**Rows from a dataset**.

☆ ☆ ☆ ☆ ☆ ☆ ☆

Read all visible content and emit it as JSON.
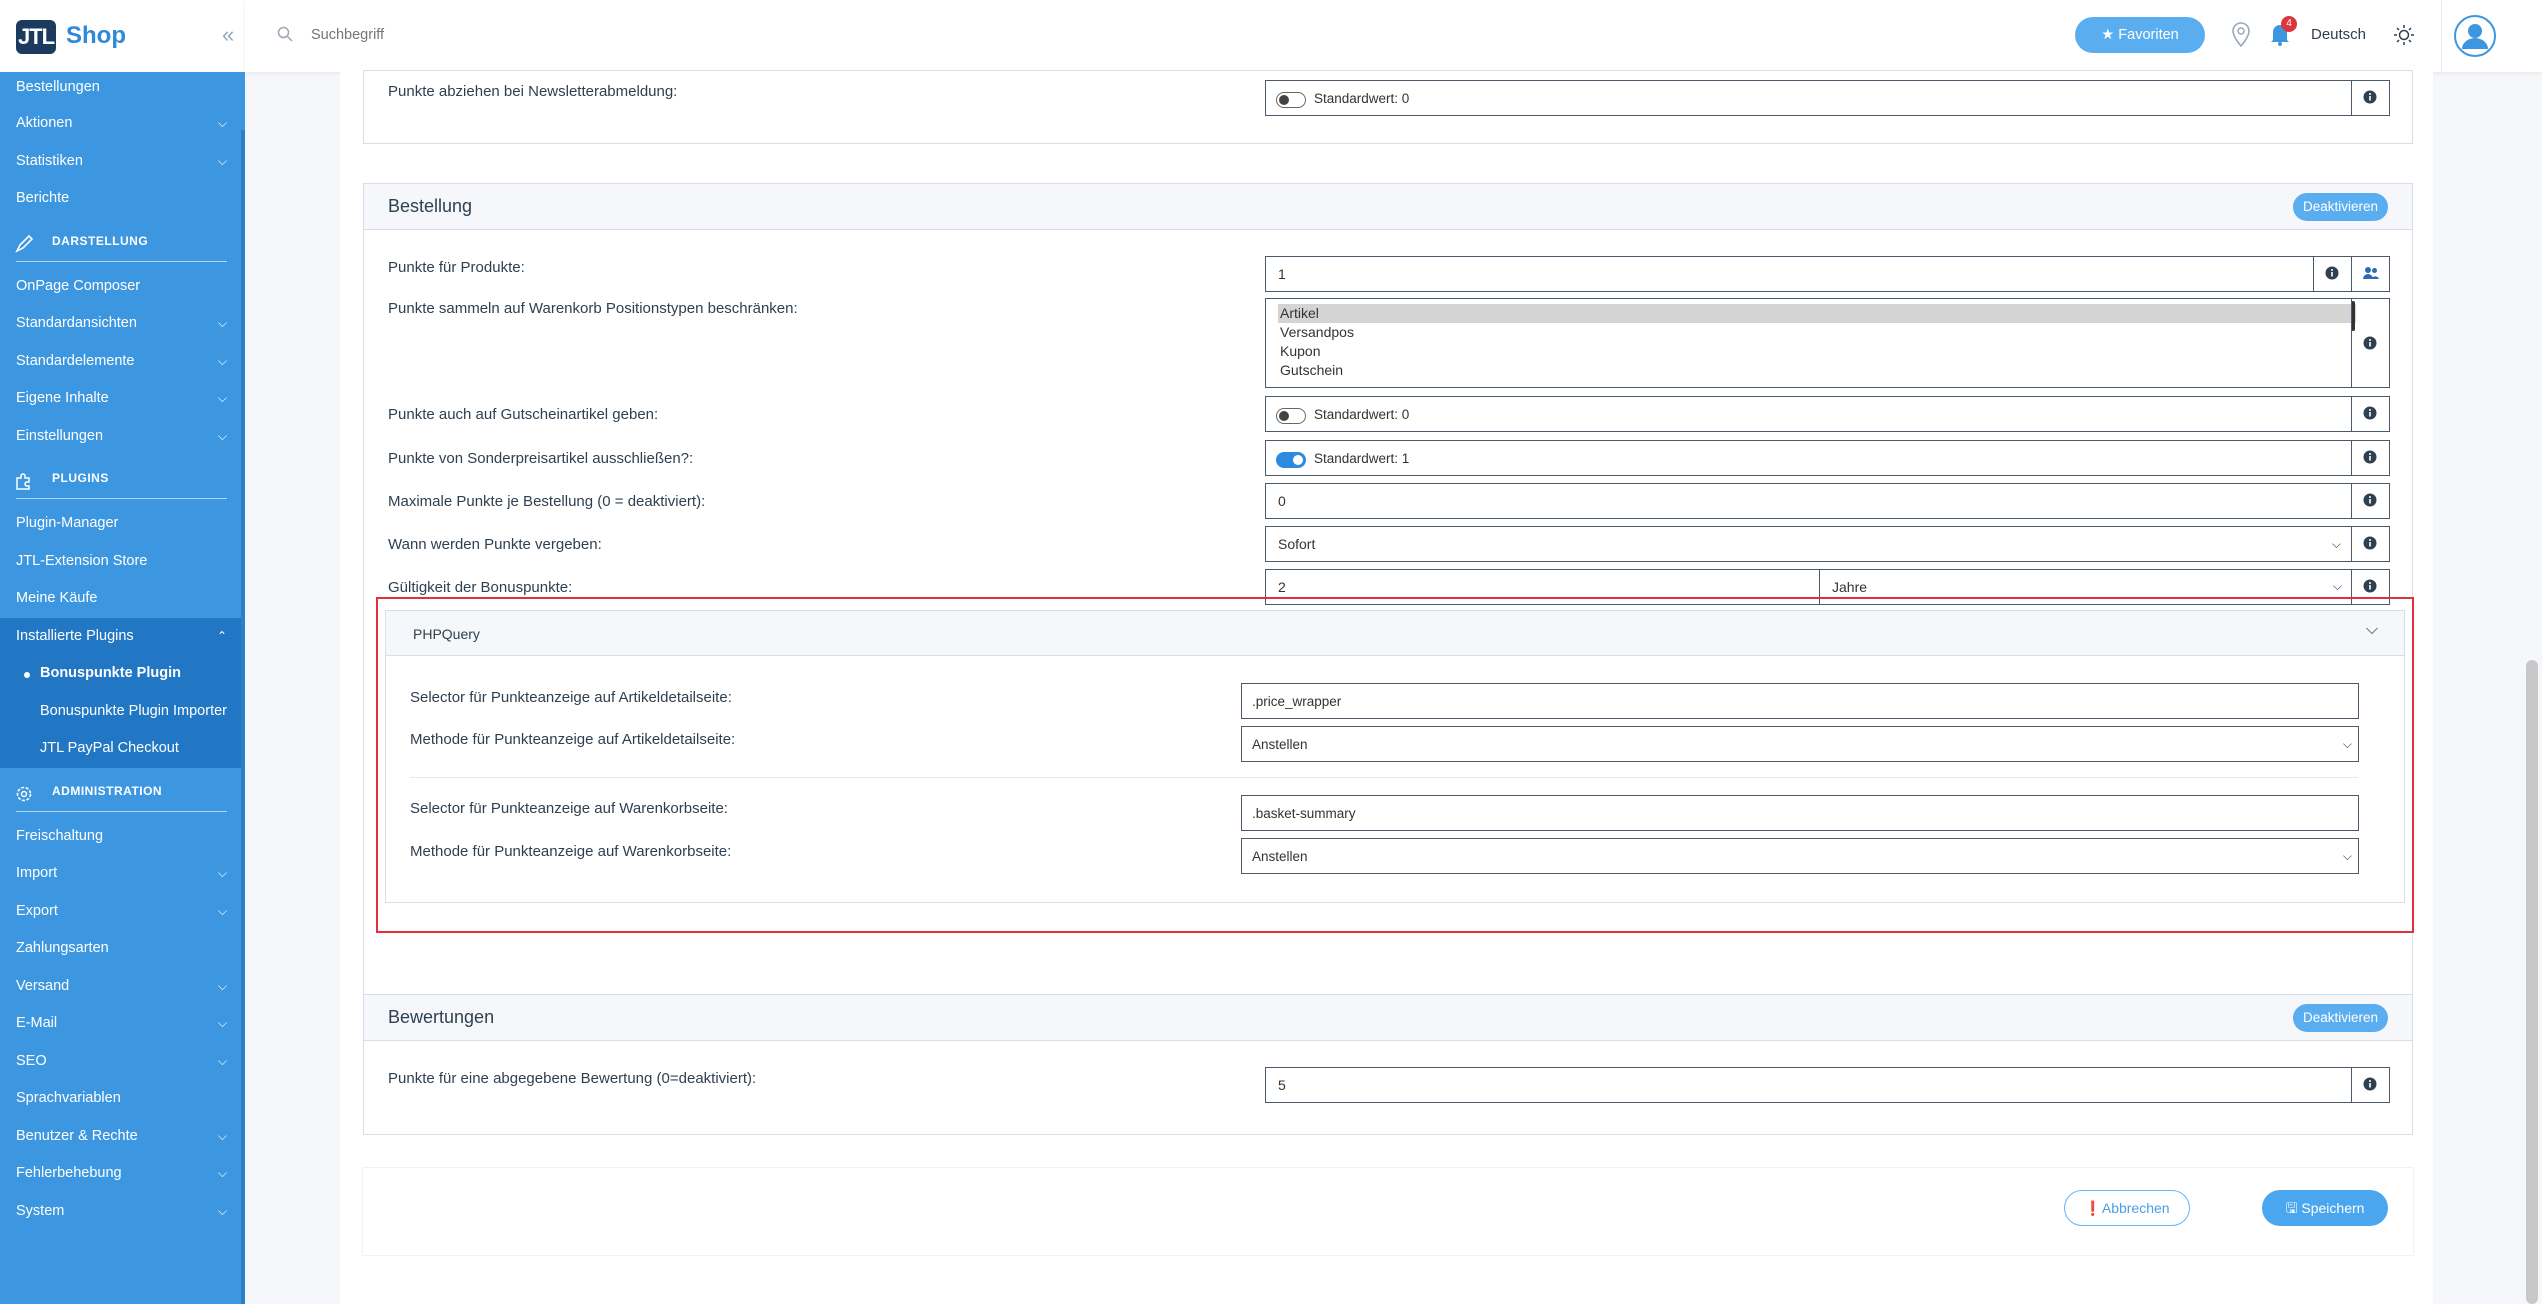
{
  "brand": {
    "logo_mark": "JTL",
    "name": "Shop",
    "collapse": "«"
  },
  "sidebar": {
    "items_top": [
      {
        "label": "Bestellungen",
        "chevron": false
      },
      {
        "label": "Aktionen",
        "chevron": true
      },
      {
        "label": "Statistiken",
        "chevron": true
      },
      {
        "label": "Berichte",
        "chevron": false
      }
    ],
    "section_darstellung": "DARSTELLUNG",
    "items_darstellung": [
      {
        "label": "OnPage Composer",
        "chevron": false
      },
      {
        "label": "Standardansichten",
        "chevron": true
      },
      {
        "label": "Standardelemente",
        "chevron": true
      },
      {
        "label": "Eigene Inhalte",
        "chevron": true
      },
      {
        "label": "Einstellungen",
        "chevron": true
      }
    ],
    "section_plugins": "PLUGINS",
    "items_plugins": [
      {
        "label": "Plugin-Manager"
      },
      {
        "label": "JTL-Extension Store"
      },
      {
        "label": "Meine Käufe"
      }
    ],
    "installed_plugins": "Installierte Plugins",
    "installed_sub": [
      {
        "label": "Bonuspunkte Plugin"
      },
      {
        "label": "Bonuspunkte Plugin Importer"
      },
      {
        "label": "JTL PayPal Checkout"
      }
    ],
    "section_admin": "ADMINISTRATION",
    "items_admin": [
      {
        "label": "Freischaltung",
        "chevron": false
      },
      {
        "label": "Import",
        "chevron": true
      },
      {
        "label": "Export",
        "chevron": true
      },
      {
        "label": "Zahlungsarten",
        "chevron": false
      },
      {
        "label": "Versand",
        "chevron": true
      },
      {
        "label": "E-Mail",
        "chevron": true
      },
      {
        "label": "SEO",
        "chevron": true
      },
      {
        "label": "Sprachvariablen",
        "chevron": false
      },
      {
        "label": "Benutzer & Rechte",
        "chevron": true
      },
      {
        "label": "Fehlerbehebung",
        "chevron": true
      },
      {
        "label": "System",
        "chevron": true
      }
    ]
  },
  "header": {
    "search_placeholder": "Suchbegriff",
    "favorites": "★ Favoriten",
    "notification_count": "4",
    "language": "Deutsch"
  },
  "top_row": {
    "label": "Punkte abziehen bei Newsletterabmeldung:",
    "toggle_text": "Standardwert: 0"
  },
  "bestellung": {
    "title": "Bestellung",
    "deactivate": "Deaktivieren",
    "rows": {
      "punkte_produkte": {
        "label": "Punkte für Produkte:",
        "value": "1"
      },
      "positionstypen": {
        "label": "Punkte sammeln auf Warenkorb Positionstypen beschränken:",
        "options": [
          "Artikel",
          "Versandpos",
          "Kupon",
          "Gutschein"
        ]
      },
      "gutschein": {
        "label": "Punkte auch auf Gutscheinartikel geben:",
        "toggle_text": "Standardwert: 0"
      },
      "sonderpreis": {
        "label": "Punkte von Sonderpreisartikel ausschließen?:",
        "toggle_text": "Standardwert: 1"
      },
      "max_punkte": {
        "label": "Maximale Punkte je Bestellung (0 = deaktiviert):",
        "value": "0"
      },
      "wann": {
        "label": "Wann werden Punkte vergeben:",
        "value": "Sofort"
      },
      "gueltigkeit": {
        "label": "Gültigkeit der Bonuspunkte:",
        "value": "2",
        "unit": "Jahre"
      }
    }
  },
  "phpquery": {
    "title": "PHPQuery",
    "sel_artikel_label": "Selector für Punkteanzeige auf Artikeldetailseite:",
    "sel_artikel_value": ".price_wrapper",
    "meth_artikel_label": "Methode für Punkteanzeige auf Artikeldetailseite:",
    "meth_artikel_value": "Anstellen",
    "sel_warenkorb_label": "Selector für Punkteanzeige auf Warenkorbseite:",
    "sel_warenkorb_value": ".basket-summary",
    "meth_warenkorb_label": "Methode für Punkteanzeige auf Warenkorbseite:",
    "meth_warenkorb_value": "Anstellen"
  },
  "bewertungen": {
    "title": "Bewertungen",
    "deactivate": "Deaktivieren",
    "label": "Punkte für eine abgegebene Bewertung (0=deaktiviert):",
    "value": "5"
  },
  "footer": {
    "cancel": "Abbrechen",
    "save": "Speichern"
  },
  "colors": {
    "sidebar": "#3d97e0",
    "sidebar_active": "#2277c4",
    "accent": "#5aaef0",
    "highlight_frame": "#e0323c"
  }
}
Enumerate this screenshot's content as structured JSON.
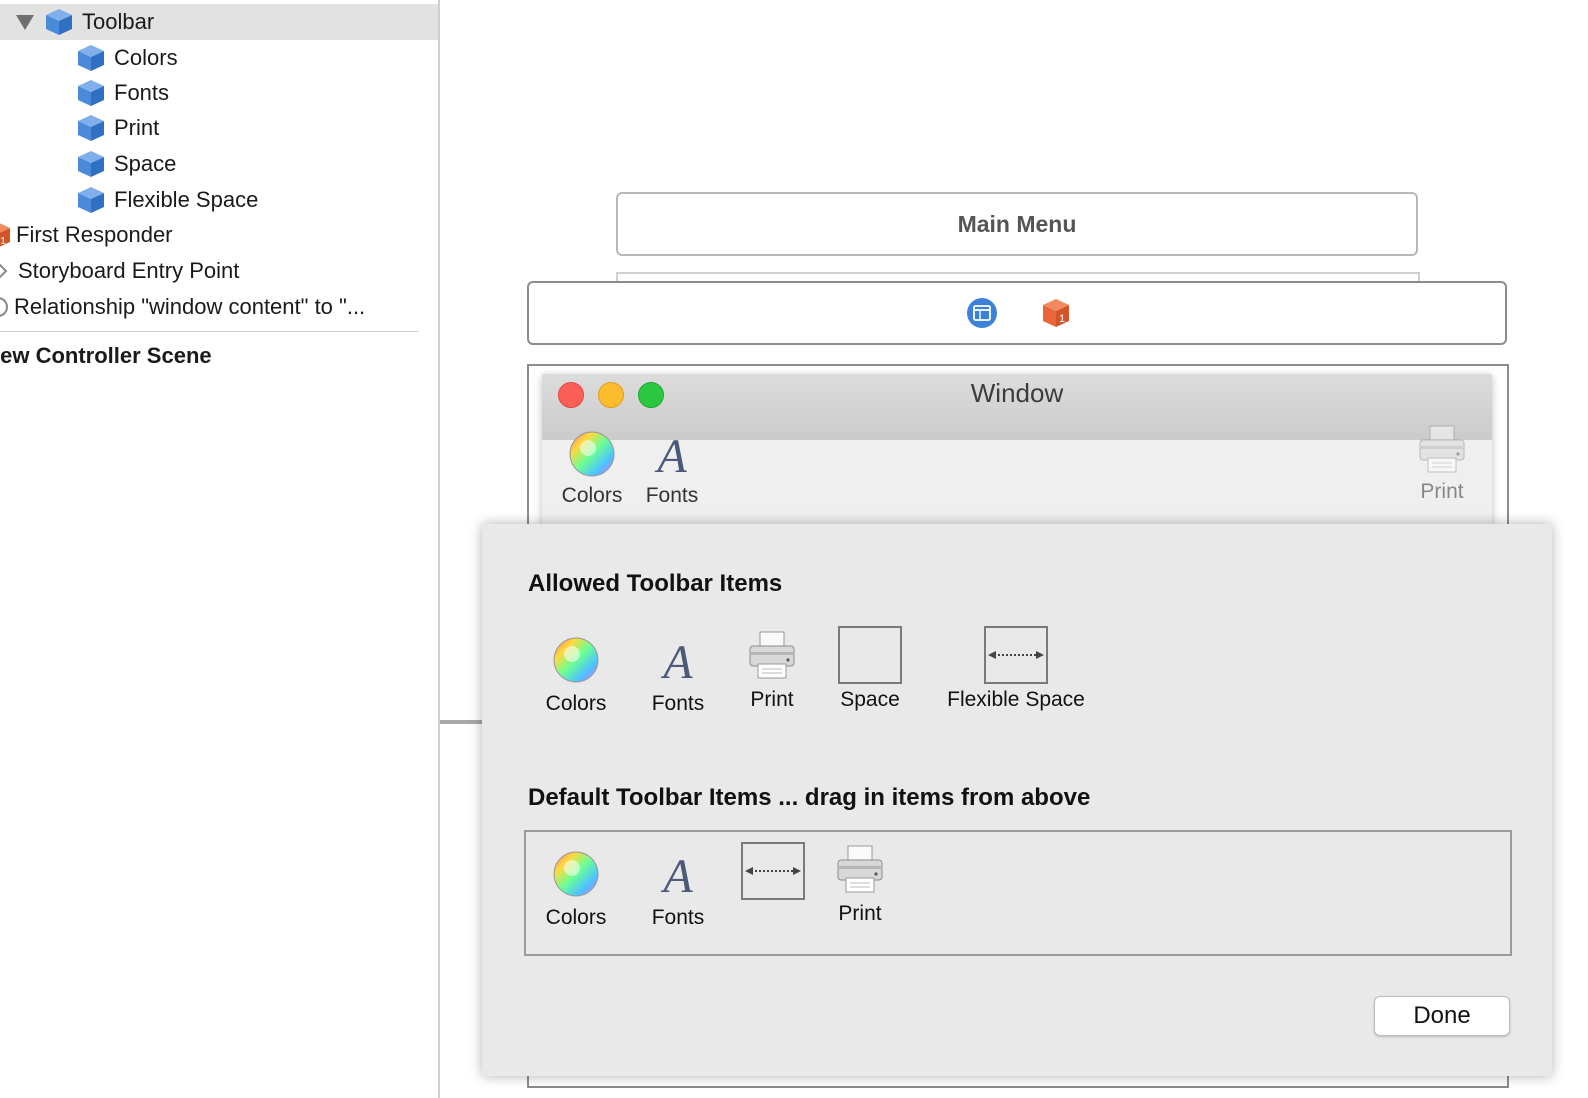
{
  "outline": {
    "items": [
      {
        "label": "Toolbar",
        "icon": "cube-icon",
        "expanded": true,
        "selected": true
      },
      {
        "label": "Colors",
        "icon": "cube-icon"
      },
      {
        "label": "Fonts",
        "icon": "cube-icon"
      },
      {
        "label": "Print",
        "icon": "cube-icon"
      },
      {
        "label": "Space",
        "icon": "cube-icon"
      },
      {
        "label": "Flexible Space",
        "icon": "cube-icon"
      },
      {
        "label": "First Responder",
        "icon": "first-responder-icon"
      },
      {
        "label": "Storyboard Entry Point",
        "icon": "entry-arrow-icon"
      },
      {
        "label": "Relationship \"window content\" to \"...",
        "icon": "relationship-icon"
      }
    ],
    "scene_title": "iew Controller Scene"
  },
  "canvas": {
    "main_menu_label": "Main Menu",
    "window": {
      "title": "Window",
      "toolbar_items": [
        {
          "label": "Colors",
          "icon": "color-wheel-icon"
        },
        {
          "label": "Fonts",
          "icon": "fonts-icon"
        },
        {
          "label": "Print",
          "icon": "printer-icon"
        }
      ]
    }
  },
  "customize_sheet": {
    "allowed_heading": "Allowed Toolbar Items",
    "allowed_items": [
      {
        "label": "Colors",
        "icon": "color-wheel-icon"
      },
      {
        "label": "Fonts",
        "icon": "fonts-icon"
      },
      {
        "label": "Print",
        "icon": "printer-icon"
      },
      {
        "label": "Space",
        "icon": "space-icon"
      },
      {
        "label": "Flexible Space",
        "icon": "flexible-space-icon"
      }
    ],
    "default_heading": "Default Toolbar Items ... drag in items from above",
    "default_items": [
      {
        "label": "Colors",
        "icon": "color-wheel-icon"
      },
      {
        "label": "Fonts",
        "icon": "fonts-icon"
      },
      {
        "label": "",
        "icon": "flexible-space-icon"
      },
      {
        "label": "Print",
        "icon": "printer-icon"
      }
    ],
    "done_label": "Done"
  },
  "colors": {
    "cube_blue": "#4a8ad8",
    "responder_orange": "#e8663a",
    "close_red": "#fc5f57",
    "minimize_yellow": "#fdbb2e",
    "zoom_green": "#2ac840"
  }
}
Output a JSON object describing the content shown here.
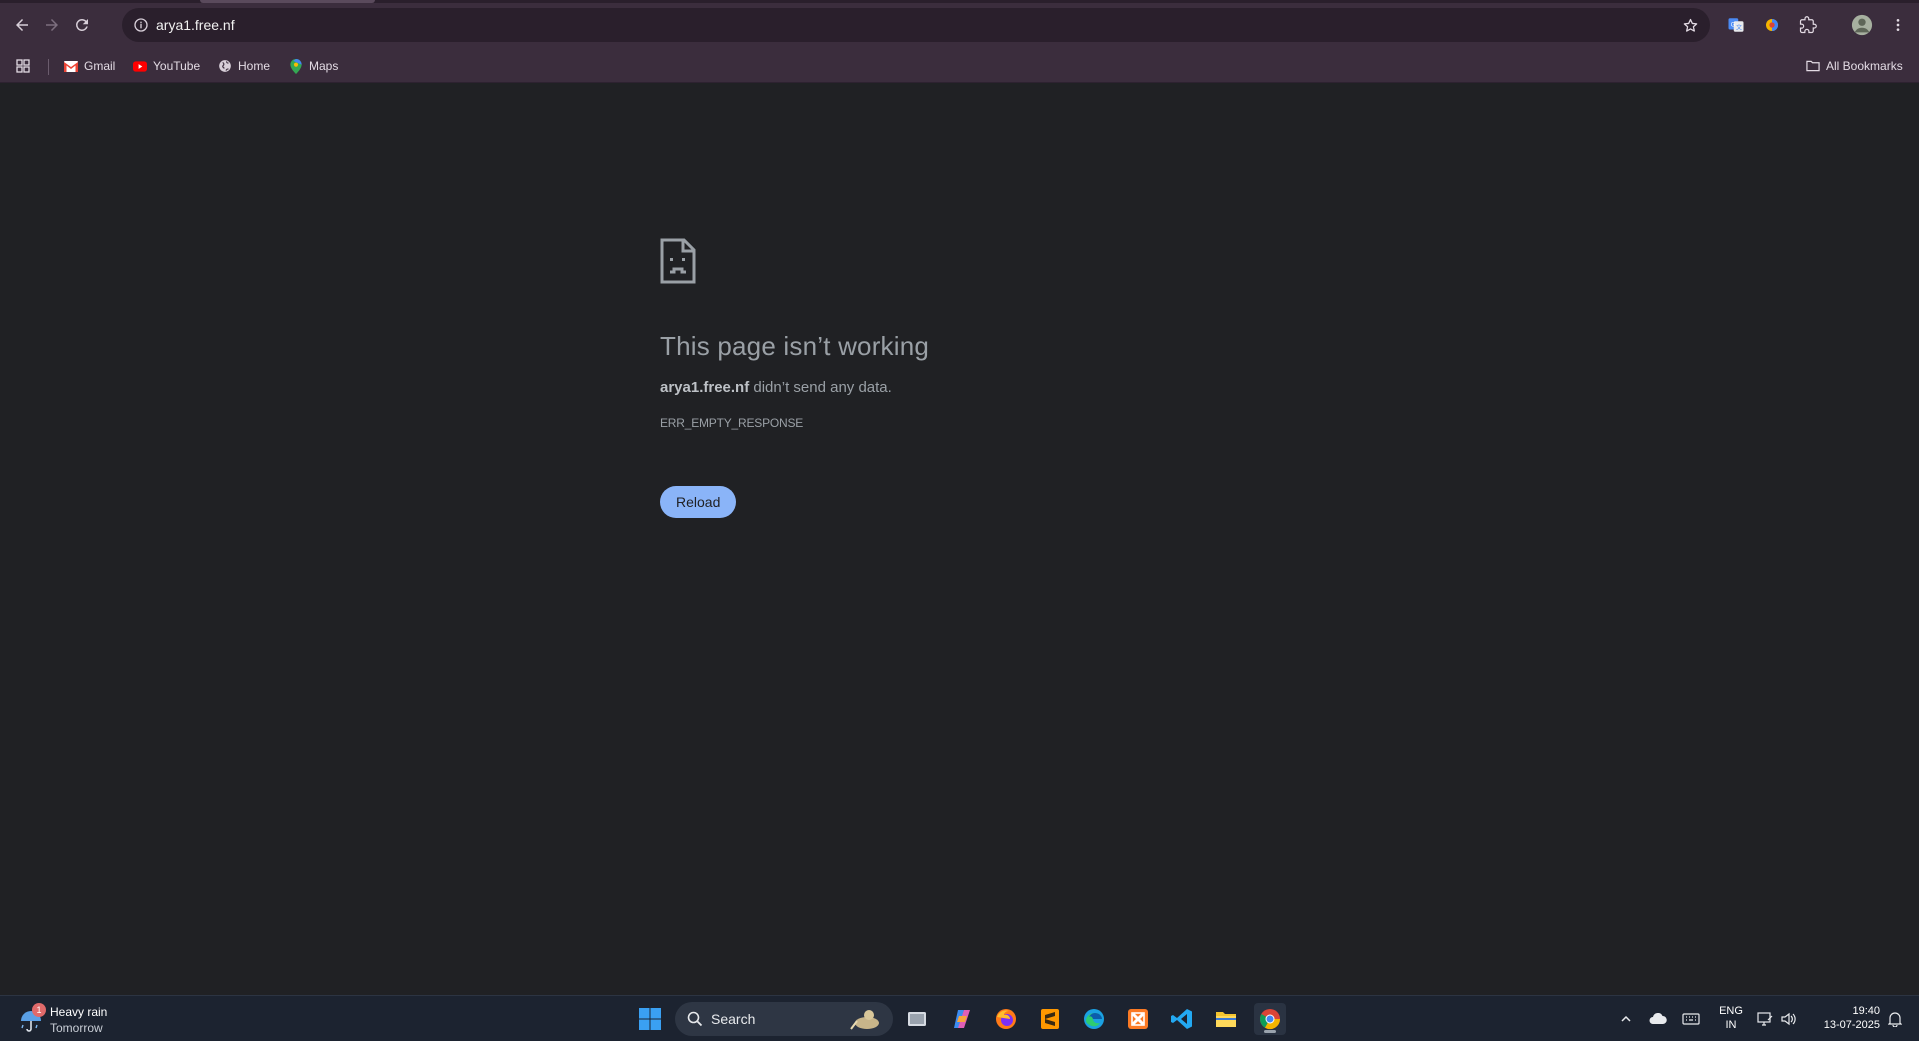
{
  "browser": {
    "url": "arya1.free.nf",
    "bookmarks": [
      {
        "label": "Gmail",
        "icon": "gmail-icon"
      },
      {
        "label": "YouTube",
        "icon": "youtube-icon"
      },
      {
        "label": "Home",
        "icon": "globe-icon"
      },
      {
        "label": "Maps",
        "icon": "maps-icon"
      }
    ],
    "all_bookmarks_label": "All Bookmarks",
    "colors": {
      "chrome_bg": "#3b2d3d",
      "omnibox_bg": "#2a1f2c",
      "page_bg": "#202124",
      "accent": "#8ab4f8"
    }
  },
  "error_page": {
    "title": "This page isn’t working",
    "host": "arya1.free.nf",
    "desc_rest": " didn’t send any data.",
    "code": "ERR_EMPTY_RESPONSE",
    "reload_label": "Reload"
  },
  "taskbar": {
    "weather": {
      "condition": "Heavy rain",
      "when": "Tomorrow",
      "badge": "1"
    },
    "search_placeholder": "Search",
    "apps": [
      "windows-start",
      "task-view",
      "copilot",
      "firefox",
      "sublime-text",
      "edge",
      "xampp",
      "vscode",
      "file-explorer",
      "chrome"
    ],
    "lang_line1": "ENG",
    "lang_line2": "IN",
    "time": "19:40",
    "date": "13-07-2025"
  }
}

☆ ☆ ☆ ☆ ☆ ☆ ☆

Every line containing the string "Methode" must be listed.

**SOLUTION TO THE PROBLEM**.
    "meth_artikel_label": "Methode für Punkteanzeige auf Artikeldetailseite:",
    "meth_warenkorb_label": "Methode für Punkteanzeige auf Warenkorbseite:",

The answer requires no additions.